Stored items:

_ _ _ _

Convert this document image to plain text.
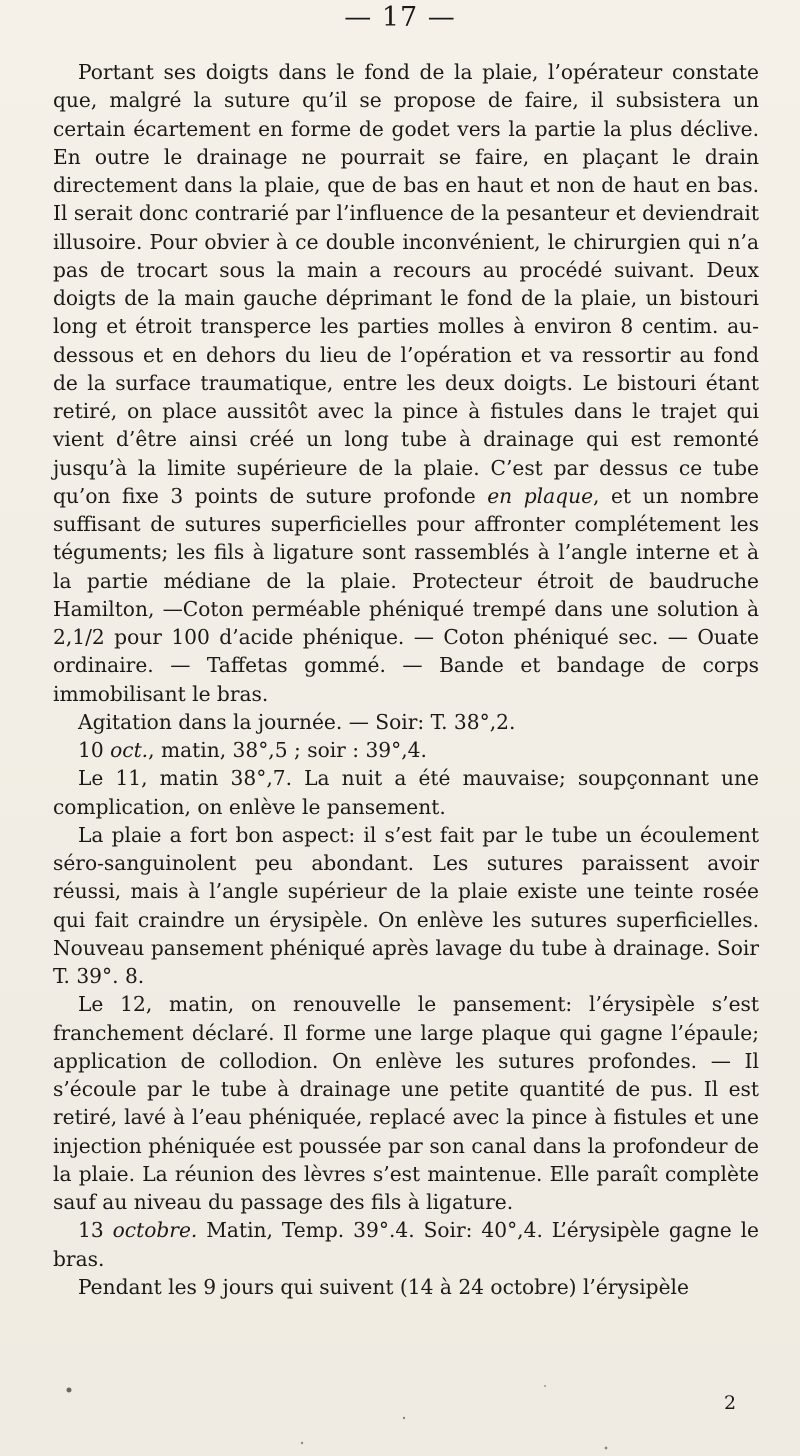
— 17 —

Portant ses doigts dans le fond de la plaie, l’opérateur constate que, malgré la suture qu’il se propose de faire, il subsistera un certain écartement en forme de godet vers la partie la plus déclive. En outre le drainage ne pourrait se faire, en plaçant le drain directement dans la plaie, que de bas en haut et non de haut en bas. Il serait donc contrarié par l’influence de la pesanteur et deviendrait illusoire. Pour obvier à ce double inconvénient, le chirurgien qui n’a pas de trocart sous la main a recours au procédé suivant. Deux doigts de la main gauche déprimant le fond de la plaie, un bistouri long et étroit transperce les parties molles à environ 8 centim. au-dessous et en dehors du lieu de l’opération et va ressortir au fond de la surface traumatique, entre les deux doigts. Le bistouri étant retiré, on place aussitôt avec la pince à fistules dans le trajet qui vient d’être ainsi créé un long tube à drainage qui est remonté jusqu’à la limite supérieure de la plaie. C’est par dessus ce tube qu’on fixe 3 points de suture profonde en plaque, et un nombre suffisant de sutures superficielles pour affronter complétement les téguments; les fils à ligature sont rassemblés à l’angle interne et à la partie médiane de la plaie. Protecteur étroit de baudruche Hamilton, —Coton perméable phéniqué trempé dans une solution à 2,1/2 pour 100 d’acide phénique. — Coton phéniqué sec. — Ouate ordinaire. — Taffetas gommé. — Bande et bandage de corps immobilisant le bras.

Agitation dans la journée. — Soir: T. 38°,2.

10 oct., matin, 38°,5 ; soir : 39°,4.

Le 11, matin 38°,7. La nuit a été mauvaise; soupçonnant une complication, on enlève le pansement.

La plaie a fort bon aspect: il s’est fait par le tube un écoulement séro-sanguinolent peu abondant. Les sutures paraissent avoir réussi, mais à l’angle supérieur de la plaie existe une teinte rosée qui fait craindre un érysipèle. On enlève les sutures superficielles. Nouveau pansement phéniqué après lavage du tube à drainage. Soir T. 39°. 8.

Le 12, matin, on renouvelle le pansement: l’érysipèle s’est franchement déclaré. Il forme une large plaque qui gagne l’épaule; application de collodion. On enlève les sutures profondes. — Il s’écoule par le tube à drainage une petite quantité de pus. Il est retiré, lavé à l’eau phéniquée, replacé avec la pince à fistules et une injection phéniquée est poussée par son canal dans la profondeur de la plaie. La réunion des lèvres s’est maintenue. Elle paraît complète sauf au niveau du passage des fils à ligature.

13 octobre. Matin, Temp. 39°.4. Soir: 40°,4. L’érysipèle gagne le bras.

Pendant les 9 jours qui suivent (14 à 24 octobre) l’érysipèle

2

_ _ _ _

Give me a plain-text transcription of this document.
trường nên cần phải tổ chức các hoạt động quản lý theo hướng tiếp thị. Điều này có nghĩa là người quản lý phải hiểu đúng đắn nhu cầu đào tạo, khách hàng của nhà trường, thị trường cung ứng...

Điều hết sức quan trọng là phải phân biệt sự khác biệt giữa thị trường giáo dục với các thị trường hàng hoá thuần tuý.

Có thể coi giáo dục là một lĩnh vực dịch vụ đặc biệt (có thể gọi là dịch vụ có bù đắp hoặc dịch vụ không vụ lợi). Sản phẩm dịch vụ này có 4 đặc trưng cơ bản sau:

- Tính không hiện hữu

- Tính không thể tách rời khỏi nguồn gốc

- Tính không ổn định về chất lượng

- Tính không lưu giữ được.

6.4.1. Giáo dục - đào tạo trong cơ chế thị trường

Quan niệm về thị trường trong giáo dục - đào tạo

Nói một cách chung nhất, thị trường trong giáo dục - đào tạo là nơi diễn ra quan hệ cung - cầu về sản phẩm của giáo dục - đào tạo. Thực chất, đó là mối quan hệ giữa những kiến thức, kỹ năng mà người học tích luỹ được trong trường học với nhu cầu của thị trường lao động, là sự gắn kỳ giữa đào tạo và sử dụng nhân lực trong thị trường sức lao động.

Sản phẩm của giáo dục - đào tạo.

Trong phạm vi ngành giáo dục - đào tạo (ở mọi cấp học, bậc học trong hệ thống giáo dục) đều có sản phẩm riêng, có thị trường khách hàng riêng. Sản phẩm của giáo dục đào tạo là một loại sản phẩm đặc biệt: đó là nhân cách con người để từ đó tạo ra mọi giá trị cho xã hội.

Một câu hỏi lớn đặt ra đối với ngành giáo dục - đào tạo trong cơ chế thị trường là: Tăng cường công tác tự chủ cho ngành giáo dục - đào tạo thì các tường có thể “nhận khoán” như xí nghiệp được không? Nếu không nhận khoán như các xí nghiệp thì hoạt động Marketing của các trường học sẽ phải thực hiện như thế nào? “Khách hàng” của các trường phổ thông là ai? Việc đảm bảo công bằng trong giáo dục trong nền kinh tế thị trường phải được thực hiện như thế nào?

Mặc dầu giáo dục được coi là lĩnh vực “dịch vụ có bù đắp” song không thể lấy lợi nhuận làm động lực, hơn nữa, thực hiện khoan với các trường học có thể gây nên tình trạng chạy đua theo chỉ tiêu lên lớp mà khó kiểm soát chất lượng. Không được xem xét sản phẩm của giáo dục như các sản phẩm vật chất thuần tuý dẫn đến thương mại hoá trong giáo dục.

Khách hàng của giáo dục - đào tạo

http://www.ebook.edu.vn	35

_ _ _ _

■ EXERCISE AIM: In the records, locate each line holding the string "thuần" and copy it.

■ OUTPUT:
Điều hết sức quan trọng là phải phân biệt sự khác biệt giữa thị trường giáo dục với các thị trường hàng hoá thuần tuý.
Mặc dầu giáo dục được coi là lĩnh vực “dịch vụ có bù đắp” song không thể lấy lợi nhuận làm động lực, hơn nữa, thực hiện khoan với các trường học có thể gây nên tình trạng chạy đua theo chỉ tiêu lên lớp mà khó kiểm soát chất lượng. Không được xem xét sản phẩm của giáo dục như các sản phẩm vật chất thuần tuý dẫn đến thương mại hoá trong giáo dục.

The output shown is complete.